◆ Supplied records:
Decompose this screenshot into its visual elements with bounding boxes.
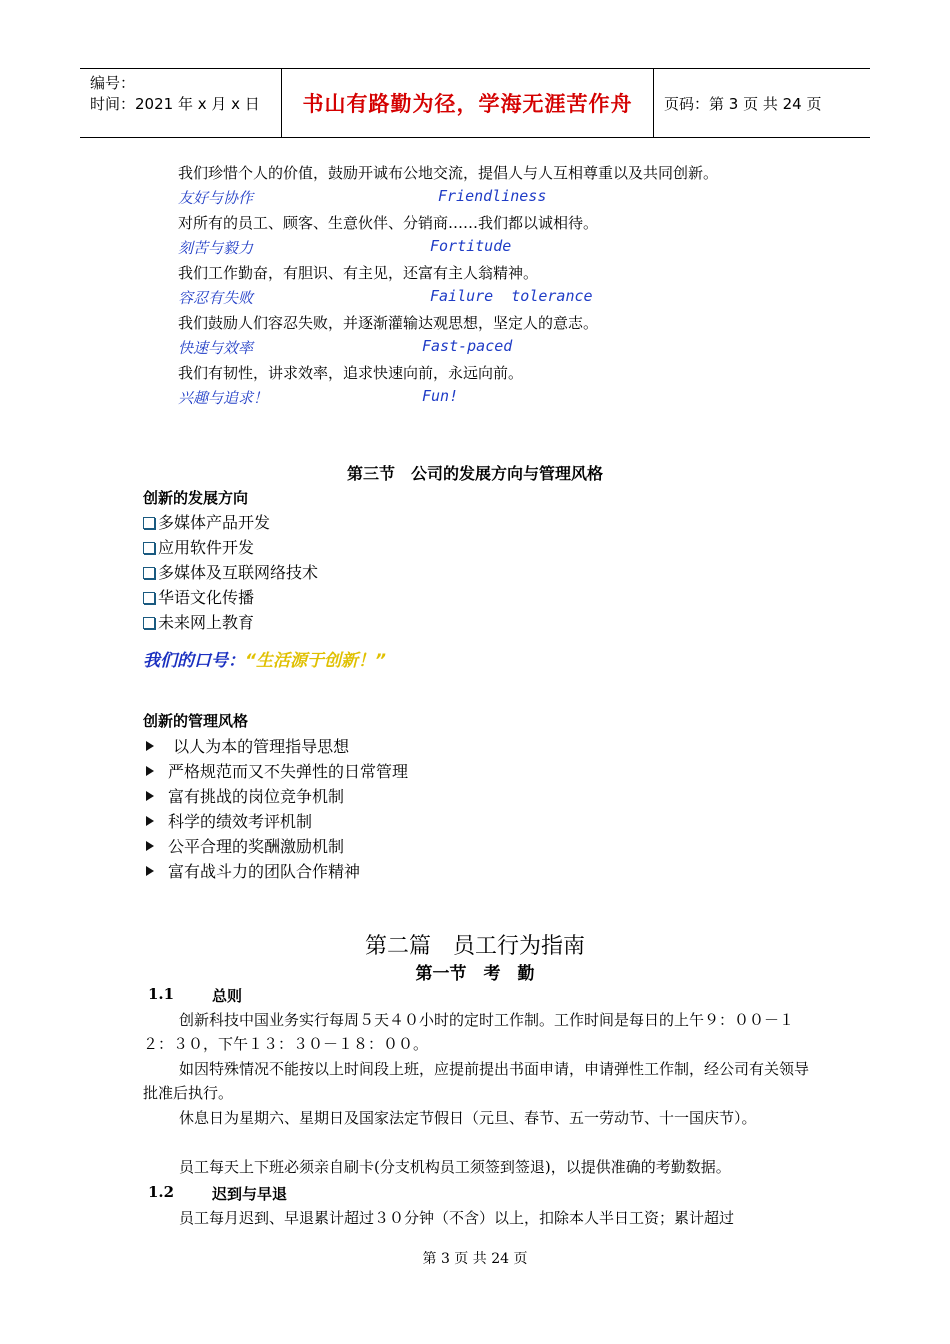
arrow-bullet-icon (146, 866, 154, 876)
header-meta (80, 69, 282, 137)
checkbox-bullet-icon (143, 617, 155, 629)
arrow-bullet-icon (146, 791, 154, 801)
value-desc: 对所有的员工、顾客、生意伙伴、分销商……我们都以诚相待。 (178, 214, 599, 232)
arrow-bullet-icon (146, 816, 154, 826)
value-cn: 刻苦与毅力 (178, 239, 254, 257)
header-motto: 书山有路勤为径，学海无涯苦作舟 (282, 69, 654, 137)
page-footer: 第 3 页 共 24 页 (422, 1251, 528, 1267)
list-item: 未来网上教育 (143, 610, 254, 633)
list-item: 多媒体及互联网络技术 (143, 560, 318, 583)
subsection-title: 总则 (212, 987, 243, 1005)
slogan-label: 我们的口号： (143, 651, 245, 671)
list-item: 严格规范而又不失弹性的日常管理 (146, 759, 408, 782)
slogan (143, 646, 386, 671)
section-subtitle: 第一节 考 勤 (415, 964, 535, 984)
value-desc: 我们工作勤奋，有胆识、有主见，还富有主人翁精神。 (178, 264, 539, 282)
arrow-bullet-icon (146, 741, 154, 751)
style-heading: 创新的管理风格 (143, 712, 249, 730)
value-desc: 我们有韧性，讲求效率，追求快速向前，永远向前。 (178, 364, 524, 382)
subsection-title: 迟到与早退 (212, 1185, 288, 1203)
arrow-bullet-icon (146, 766, 154, 776)
value-en: Fun! (422, 387, 459, 405)
paragraph: 休息日为星期六、星期日及国家法定节假日（元旦、春节、五一劳动节、十一国庆节）。 (179, 1109, 757, 1127)
list-item: 富有挑战的岗位竞争机制 (146, 784, 344, 807)
page-header (80, 68, 870, 138)
checkbox-bullet-icon (143, 542, 155, 554)
list-item: 科学的绩效考评机制 (146, 809, 312, 832)
value-en: Friendliness (438, 187, 547, 205)
subsection-number: 1.1 (148, 985, 175, 1003)
list-item: 应用软件开发 (143, 535, 254, 558)
checkbox-bullet-icon (143, 567, 155, 579)
list-item: 富有战斗力的团队合作精神 (146, 859, 360, 882)
time-label: 时间：2021 年 x 月 x 日 (90, 95, 260, 113)
direction-heading: 创新的发展方向 (143, 489, 249, 507)
value-en: Fast-paced (422, 337, 513, 355)
section-title: 第三节 公司的发展方向与管理风格 (346, 464, 603, 483)
value-en: Failure tolerance (430, 287, 593, 305)
checkbox-bullet-icon (143, 592, 155, 604)
values-intro: 我们珍惜个人的价值，鼓励开诚布公地交流，提倡人与人互相尊重以及共同创新。 (178, 164, 719, 182)
checkbox-bullet-icon (143, 517, 155, 529)
part-title: 第二篇 员工行为指南 (364, 934, 585, 959)
paragraph: 如因特殊情况不能按以上时间段上班，应提前提出书面申请，申请弹性工作制，经公司有关领导批准后执行。 (143, 1060, 810, 1102)
value-desc: 我们鼓励人们容忍失败，并逐渐灌输达观思想，坚定人的意志。 (178, 314, 599, 332)
value-en: Fortitude (430, 237, 512, 255)
header-page-label: 页码：第 3 页 共 24 页 (664, 94, 822, 113)
value-cn: 兴趣与追求！ (178, 389, 269, 407)
subsection-number: 1.2 (148, 1183, 175, 1201)
paragraph: 员工每天上下班必须亲自刷卡(分支机构员工须签到签退)，以提供准确的考勤数据。 (179, 1158, 731, 1176)
value-cn: 容忍有失败 (178, 289, 254, 307)
arrow-bullet-icon (146, 841, 154, 851)
paragraph: 员工每月迟到、早退累计超过３０分钟（不含）以上，扣除本人半日工资；累计超过 (179, 1209, 735, 1227)
list-item: 华语文化传播 (143, 585, 254, 608)
list-item: 多媒体产品开发 (143, 510, 270, 533)
list-item: 以人为本的管理指导思想 (146, 734, 349, 757)
list-item: 公平合理的奖酬激励机制 (146, 834, 344, 857)
value-cn: 快速与效率 (178, 339, 254, 357)
paragraph: 创新科技中国业务实行每周５天４０小时的定时工作制。工作时间是每日的上午９：００－１２：３０，下午１３：３０－１８：００。 (143, 1011, 795, 1053)
slogan-text: “生活源于创新！” (245, 651, 386, 671)
number-label: 编号： (90, 74, 136, 92)
value-cn: 友好与协作 (178, 189, 254, 207)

◆ The request: Please write out the listing above again, swapping every "list-item" for "bullet-entry" and leaving everything else untouched. Omit the picture.

◆ Solution to this task:
Decompose this screenshot into its visual elements with bounding boxes.
arrow-bullet-icon (146, 866, 154, 876)
header-meta (80, 69, 282, 137)
checkbox-bullet-icon (143, 617, 155, 629)
arrow-bullet-icon (146, 791, 154, 801)
value-desc: 对所有的员工、顾客、生意伙伴、分销商……我们都以诚相待。 (178, 214, 599, 232)
arrow-bullet-icon (146, 816, 154, 826)
value-cn: 刻苦与毅力 (178, 239, 254, 257)
header-motto: 书山有路勤为径，学海无涯苦作舟 (282, 69, 654, 137)
page-footer: 第 3 页 共 24 页 (422, 1251, 528, 1267)
bullet-entry: 未来网上教育 (143, 610, 254, 633)
bullet-entry: 多媒体及互联网络技术 (143, 560, 318, 583)
subsection-title: 总则 (212, 987, 243, 1005)
slogan-label: 我们的口号： (143, 651, 245, 671)
bullet-entry: 严格规范而又不失弹性的日常管理 (146, 759, 408, 782)
slogan (143, 646, 386, 671)
section-subtitle: 第一节 考 勤 (415, 964, 535, 984)
value-desc: 我们工作勤奋，有胆识、有主见，还富有主人翁精神。 (178, 264, 539, 282)
arrow-bullet-icon (146, 741, 154, 751)
style-heading: 创新的管理风格 (143, 712, 249, 730)
value-desc: 我们有韧性，讲求效率，追求快速向前，永远向前。 (178, 364, 524, 382)
subsection-title: 迟到与早退 (212, 1185, 288, 1203)
arrow-bullet-icon (146, 766, 154, 776)
value-en: Fun! (422, 387, 459, 405)
paragraph: 休息日为星期六、星期日及国家法定节假日（元旦、春节、五一劳动节、十一国庆节）。 (179, 1109, 757, 1127)
bullet-entry: 富有挑战的岗位竞争机制 (146, 784, 344, 807)
page-header (80, 68, 870, 138)
checkbox-bullet-icon (143, 542, 155, 554)
bullet-entry: 科学的绩效考评机制 (146, 809, 312, 832)
value-en: Friendliness (438, 187, 547, 205)
subsection-number: 1.1 (148, 985, 175, 1003)
bullet-entry: 应用软件开发 (143, 535, 254, 558)
checkbox-bullet-icon (143, 567, 155, 579)
bullet-entry: 富有战斗力的团队合作精神 (146, 859, 360, 882)
time-label: 时间：2021 年 x 月 x 日 (90, 95, 260, 113)
direction-heading: 创新的发展方向 (143, 489, 249, 507)
value-en: Fast-paced (422, 337, 513, 355)
section-title: 第三节 公司的发展方向与管理风格 (346, 464, 603, 483)
value-en: Failure tolerance (430, 287, 593, 305)
checkbox-bullet-icon (143, 592, 155, 604)
values-intro: 我们珍惜个人的价值，鼓励开诚布公地交流，提倡人与人互相尊重以及共同创新。 (178, 164, 719, 182)
checkbox-bullet-icon (143, 517, 155, 529)
part-title: 第二篇 员工行为指南 (364, 934, 585, 959)
paragraph: 如因特殊情况不能按以上时间段上班，应提前提出书面申请，申请弹性工作制，经公司有关领导批准后执行。 (143, 1060, 810, 1102)
value-desc: 我们鼓励人们容忍失败，并逐渐灌输达观思想，坚定人的意志。 (178, 314, 599, 332)
value-en: Fortitude (430, 237, 512, 255)
header-page-label: 页码：第 3 页 共 24 页 (664, 94, 822, 113)
value-cn: 兴趣与追求！ (178, 389, 269, 407)
subsection-number: 1.2 (148, 1183, 175, 1201)
paragraph: 员工每天上下班必须亲自刷卡(分支机构员工须签到签退)，以提供准确的考勤数据。 (179, 1158, 731, 1176)
value-cn: 容忍有失败 (178, 289, 254, 307)
arrow-bullet-icon (146, 841, 154, 851)
paragraph: 员工每月迟到、早退累计超过３０分钟（不含）以上，扣除本人半日工资；累计超过 (179, 1209, 735, 1227)
bullet-entry: 华语文化传播 (143, 585, 254, 608)
bullet-entry: 多媒体产品开发 (143, 510, 270, 533)
bullet-entry: 以人为本的管理指导思想 (146, 734, 349, 757)
bullet-entry: 公平合理的奖酬激励机制 (146, 834, 344, 857)
value-cn: 快速与效率 (178, 339, 254, 357)
paragraph: 创新科技中国业务实行每周５天４０小时的定时工作制。工作时间是每日的上午９：００－１２：３０，下午１３：３０－１８：００。 (143, 1011, 795, 1053)
slogan-text: “生活源于创新！” (245, 651, 386, 671)
number-label: 编号： (90, 74, 136, 92)
value-cn: 友好与协作 (178, 189, 254, 207)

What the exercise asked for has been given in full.